[Collected data entries]
◆ ◆ ◆ ◆ ◆ ◆ ◆

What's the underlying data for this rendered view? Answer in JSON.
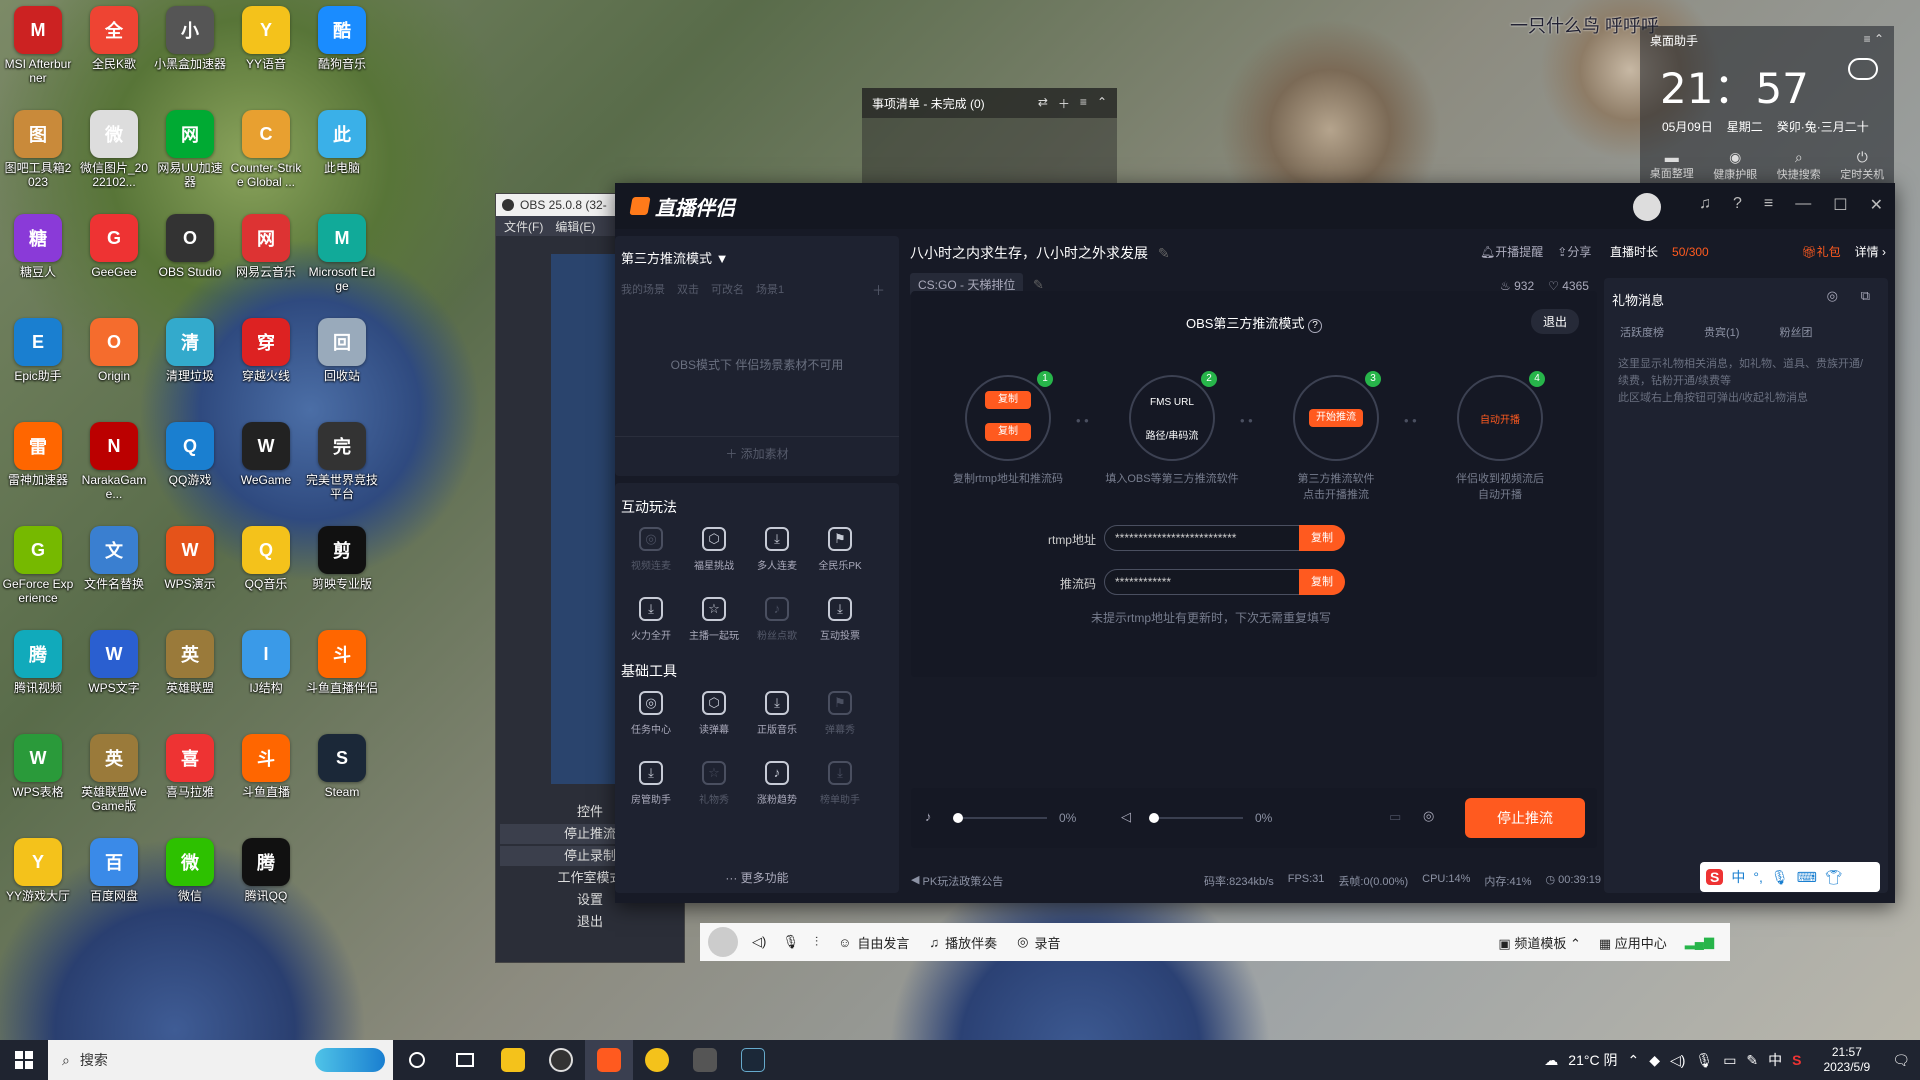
{
  "desktop": {
    "icons": [
      {
        "label": "MSI Afterburner",
        "icon": "msi-afterburner-icon",
        "color": "#c22"
      },
      {
        "label": "全民K歌",
        "icon": "karaoke-icon",
        "color": "#e43"
      },
      {
        "label": "小黑盒加速器",
        "icon": "accelerator-icon",
        "color": "#555"
      },
      {
        "label": "YY语音",
        "icon": "yy-voice-icon",
        "color": "#f4c21b"
      },
      {
        "label": "酷狗音乐",
        "icon": "kugou-icon",
        "color": "#1a8cff"
      },
      {
        "label": "图吧工具箱2023",
        "icon": "toolbox-icon",
        "color": "#c98a3a"
      },
      {
        "label": "微信图片_2022102...",
        "icon": "photo-icon",
        "color": "#ddd"
      },
      {
        "label": "网易UU加速器",
        "icon": "uu-icon",
        "color": "#0a3"
      },
      {
        "label": "Counter-Strike Global ...",
        "icon": "csgo-icon",
        "color": "#e8a030"
      },
      {
        "label": "此电脑",
        "icon": "computer-icon",
        "color": "#3ab0e8"
      },
      {
        "label": "糖豆人",
        "icon": "fall-guys-icon",
        "color": "#8a3ad8"
      },
      {
        "label": "GeeGee",
        "icon": "geegee-icon",
        "color": "#e33"
      },
      {
        "label": "OBS Studio",
        "icon": "obs-icon",
        "color": "#333"
      },
      {
        "label": "网易云音乐",
        "icon": "netease-music-icon",
        "color": "#d33"
      },
      {
        "label": "Microsoft Edge",
        "icon": "edge-icon",
        "color": "#1a9"
      },
      {
        "label": "Epic助手",
        "icon": "epic-icon",
        "color": "#1a7fd0"
      },
      {
        "label": "Origin",
        "icon": "origin-icon",
        "color": "#f56c2d"
      },
      {
        "label": "清理垃圾",
        "icon": "cleaner-icon",
        "color": "#3ac"
      },
      {
        "label": "穿越火线",
        "icon": "crossfire-icon",
        "color": "#d22"
      },
      {
        "label": "回收站",
        "icon": "recycle-bin-icon",
        "color": "#9ab"
      },
      {
        "label": "雷神加速器",
        "icon": "thunder-accelerator-icon",
        "color": "#f60"
      },
      {
        "label": "NarakaGame...",
        "icon": "naraka-icon",
        "color": "#b00"
      },
      {
        "label": "QQ游戏",
        "icon": "qq-game-icon",
        "color": "#1a7fd0"
      },
      {
        "label": "WeGame",
        "icon": "wegame-icon",
        "color": "#222"
      },
      {
        "label": "完美世界竞技平台",
        "icon": "perfect-world-icon",
        "color": "#333"
      },
      {
        "label": "GeForce Experience",
        "icon": "geforce-icon",
        "color": "#76b900"
      },
      {
        "label": "文件名替换",
        "icon": "rename-icon",
        "color": "#3a7fd0"
      },
      {
        "label": "WPS演示",
        "icon": "wps-ppt-icon",
        "color": "#e5531a"
      },
      {
        "label": "QQ音乐",
        "icon": "qq-music-icon",
        "color": "#f4c21b"
      },
      {
        "label": "剪映专业版",
        "icon": "capcut-icon",
        "color": "#111"
      },
      {
        "label": "腾讯视频",
        "icon": "tencent-video-icon",
        "color": "#1ab"
      },
      {
        "label": "WPS文字",
        "icon": "wps-word-icon",
        "color": "#2a5fd0"
      },
      {
        "label": "英雄联盟",
        "icon": "lol-icon",
        "color": "#9a7a3a"
      },
      {
        "label": "IJ结构",
        "icon": "ij-icon",
        "color": "#3a9ae8"
      },
      {
        "label": "斗鱼直播伴侣",
        "icon": "douyu-icon",
        "color": "#f60"
      },
      {
        "label": "WPS表格",
        "icon": "wps-sheet-icon",
        "color": "#2a9a3a"
      },
      {
        "label": "英雄联盟WeGame版",
        "icon": "lol-wegame-icon",
        "color": "#9a7a3a"
      },
      {
        "label": "喜马拉雅",
        "icon": "ximalaya-icon",
        "color": "#e33"
      },
      {
        "label": "斗鱼直播",
        "icon": "douyu-live-icon",
        "color": "#f60"
      },
      {
        "label": "Steam",
        "icon": "steam-icon",
        "color": "#1b2838"
      },
      {
        "label": "YY游戏大厅",
        "icon": "yy-game-icon",
        "color": "#f4c21b"
      },
      {
        "label": "百度网盘",
        "icon": "baidu-pan-icon",
        "color": "#3a8ae8"
      },
      {
        "label": "微信",
        "icon": "wechat-icon",
        "color": "#2dc100"
      },
      {
        "label": "腾讯QQ",
        "icon": "qq-icon",
        "color": "#111"
      }
    ],
    "overlay_text": "一只什么鸟 呼呼呼"
  },
  "widget": {
    "title": "桌面助手",
    "time": "21：57",
    "date": "05月09日",
    "weekday": "星期二",
    "lunar": "癸卯·兔·三月二十",
    "buttons": [
      "桌面整理",
      "健康护眼",
      "快捷搜索",
      "定时关机"
    ]
  },
  "tasklist": {
    "title": "事项清单 - 未完成 (0)"
  },
  "obs": {
    "title": "OBS 25.0.8 (32-",
    "menu": [
      "文件(F)",
      "编辑(E)"
    ],
    "controls_title": "控件",
    "controls": [
      "停止推流",
      "停止录制",
      "工作室模式",
      "设置",
      "退出"
    ]
  },
  "main": {
    "app_name": "直播伴侣",
    "mode_label": "第三方推流模式",
    "scene_tabs": [
      "我的场景",
      "双击",
      "可改名",
      "场景1"
    ],
    "scene_empty": "OBS模式下 伴侣场景素材不可用",
    "add_material": "添加素材",
    "interact_title": "互动玩法",
    "interact_items": [
      {
        "label": "视频连麦",
        "icon": "video-link-icon",
        "dim": true
      },
      {
        "label": "福星挑战",
        "icon": "lucky-star-icon",
        "dim": false
      },
      {
        "label": "多人连麦",
        "icon": "multi-link-icon",
        "dim": false
      },
      {
        "label": "全民乐PK",
        "icon": "pk-icon",
        "dim": false
      },
      {
        "label": "火力全开",
        "icon": "firepower-icon",
        "dim": false
      },
      {
        "label": "主播一起玩",
        "icon": "play-together-icon",
        "dim": false
      },
      {
        "label": "粉丝点歌",
        "icon": "song-request-icon",
        "dim": true
      },
      {
        "label": "互动投票",
        "icon": "vote-icon",
        "dim": false
      }
    ],
    "tools_title": "基础工具",
    "tools_items": [
      {
        "label": "任务中心",
        "icon": "task-center-icon",
        "dim": false
      },
      {
        "label": "读弹幕",
        "icon": "read-danmaku-icon",
        "dim": false
      },
      {
        "label": "正版音乐",
        "icon": "music-icon",
        "dim": false
      },
      {
        "label": "弹幕秀",
        "icon": "danmaku-show-icon",
        "dim": true
      },
      {
        "label": "房管助手",
        "icon": "room-admin-icon",
        "dim": false
      },
      {
        "label": "礼物秀",
        "icon": "gift-show-icon",
        "dim": true
      },
      {
        "label": "涨粉趋势",
        "icon": "fan-trend-icon",
        "dim": false
      },
      {
        "label": "榜单助手",
        "icon": "rank-helper-icon",
        "dim": true
      }
    ],
    "more_functions": "更多功能",
    "room_title": "八小时之内求生存，八小时之外求发展",
    "category": "CS:GO - 天梯排位",
    "remind": "开播提醒",
    "share": "分享",
    "hot": "932",
    "likes": "4365",
    "obs_mode_title": "OBS第三方推流模式",
    "exit_label": "退出",
    "steps": [
      {
        "num": "1",
        "label": "复制rtmp地址和推流码"
      },
      {
        "num": "2",
        "label": "填入OBS等第三方推流软件"
      },
      {
        "num": "3",
        "label": "第三方推流软件\n点击开播推流"
      },
      {
        "num": "4",
        "label": "伴侣收到视频流后\n自动开播"
      }
    ],
    "copy_label": "复制",
    "fms_url": "FMS URL",
    "path_label": "路径/串码流",
    "start_push": "开始推流",
    "auto_start": "自动开播",
    "rtmp_label": "rtmp地址",
    "rtmp_value": "**************************",
    "key_label": "推流码",
    "key_value": "************",
    "rtmp_hint": "未提示rtmp地址有更新时，下次无需重复填写",
    "mic_volume": "0%",
    "speaker_volume": "0%",
    "stop_push": "停止推流",
    "pk_notice": "PK玩法政策公告",
    "bitrate": "码率:8234kb/s",
    "fps": "FPS:31",
    "drop": "丢帧:0(0.00%)",
    "cpu": "CPU:14%",
    "mem": "内存:41%",
    "duration": "00:39:19",
    "live_duration_label": "直播时长",
    "live_count": "50/300",
    "gift_pack": "礼包",
    "details": "详情",
    "gift_msg_title": "礼物消息",
    "gift_tabs": [
      "活跃度榜",
      "贵宾(1)",
      "粉丝团"
    ],
    "gift_hint": "这里显示礼物相关消息，如礼物、道具、贵族开通/续费，钻粉开通/续费等\n此区域右上角按钮可弹出/收起礼物消息"
  },
  "voicebar": {
    "items": [
      "自由发言",
      "播放伴奏",
      "录音"
    ],
    "right_items": [
      "频道模板",
      "应用中心"
    ]
  },
  "taskbar": {
    "search_placeholder": "搜索",
    "weather": "21°C 阴",
    "ime": "中",
    "time": "21:57",
    "date": "2023/5/9"
  }
}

◆ ◆ ◆ ◆ ◆ ◆ ◆

» EXERCISE
Answer with one number: how many lines of the entries above include the word "danmaku".

» EXPECTED ANSWER
2